::: Record extracts
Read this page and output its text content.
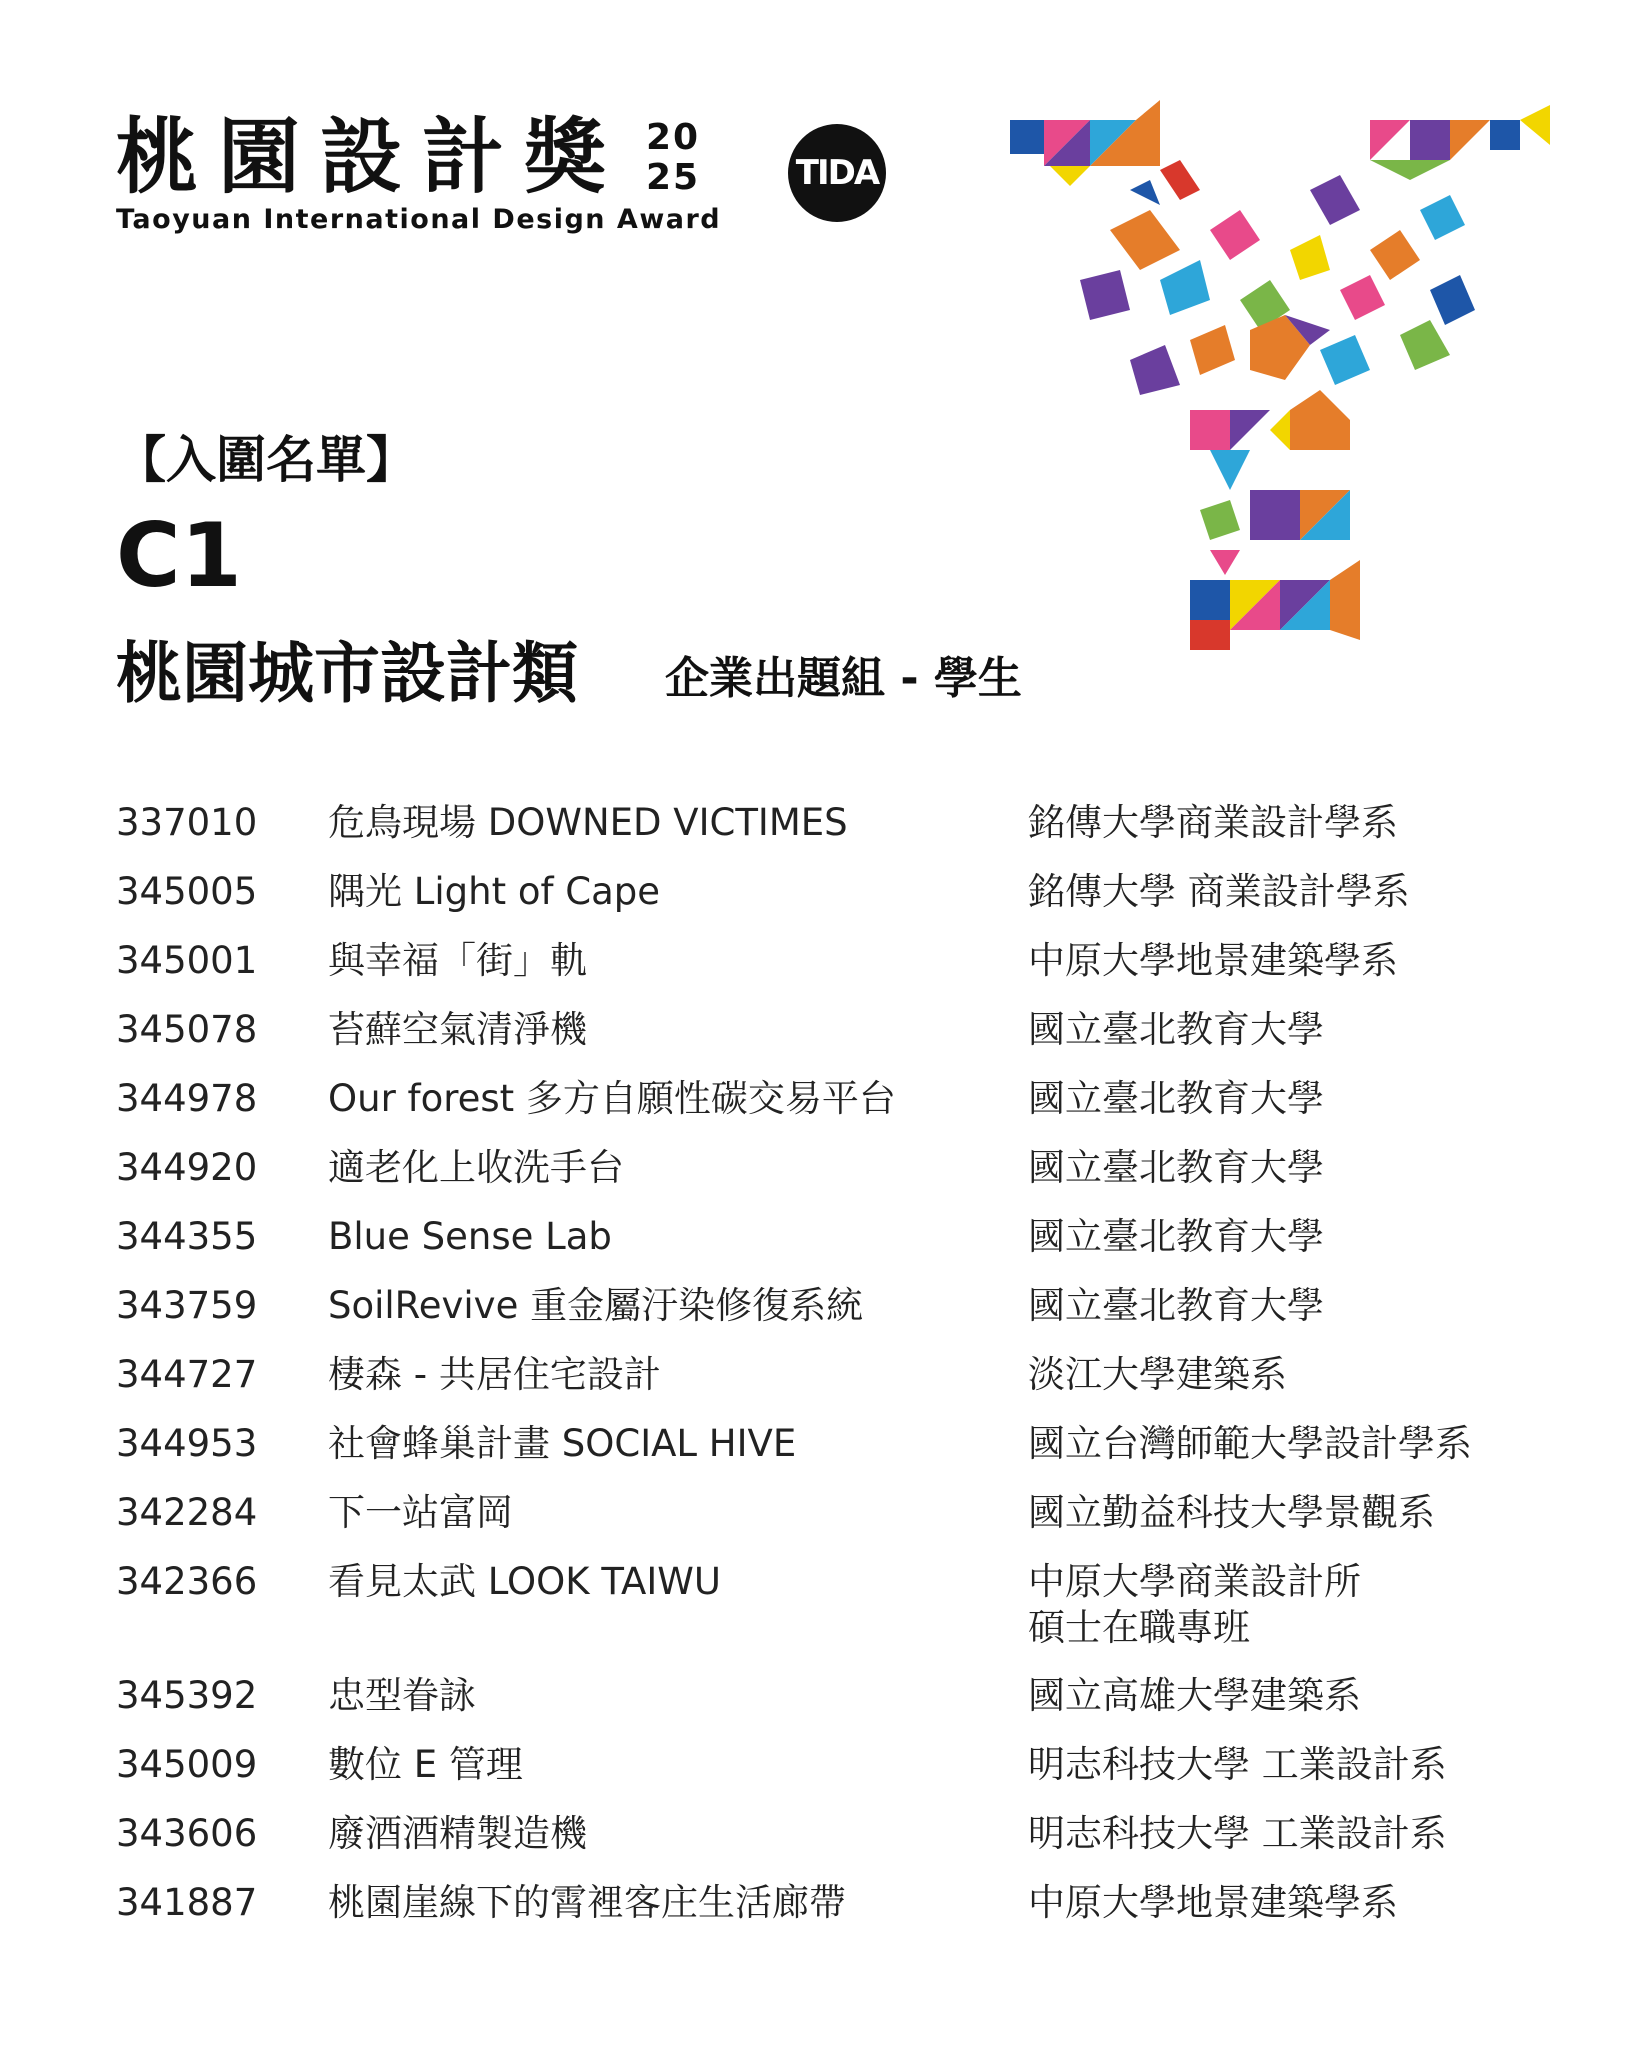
桃園設計獎 20
25
Taoyuan International Design Award
TIDA
【入圍名單】
C1
桃園城市設計類 企業出題組 - 學生
337010 危鳥現場 DOWNED VICTIMES	銘傳大學商業設計學系
345005 隅光 Light of Cape	銘傳大學 商業設計學系
345001 與幸福「街」軌	中原大學地景建築學系
345078 苔蘚空氣清淨機	國立臺北教育大學
344978 Our forest 多方自願性碳交易平台	國立臺北教育大學
344920 適老化上收洗手台	國立臺北教育大學
344355 Blue Sense Lab	國立臺北教育大學
343759 SoilRevive 重金屬汙染修復系統	國立臺北教育大學
344727 棲森 - 共居住宅設計	淡江大學建築系
344953 社會蜂巢計畫 SOCIAL HIVE	國立台灣師範大學設計學系
342284 下一站富岡	國立勤益科技大學景觀系
342366 看見太武 LOOK TAIWU	中原大學商業設計所
碩士在職專班
345392 忠型眷詠	國立高雄大學建築系
345009 數位 E 管理	明志科技大學 工業設計系
343606 廢酒酒精製造機	明志科技大學 工業設計系
341887 桃園崖線下的霄裡客庄生活廊帶	中原大學地景建築學系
::::::
§ **The exercise**:
Give only the number of lines in the material above where the string "工業設計系" appears.

§ **Right answer**:
2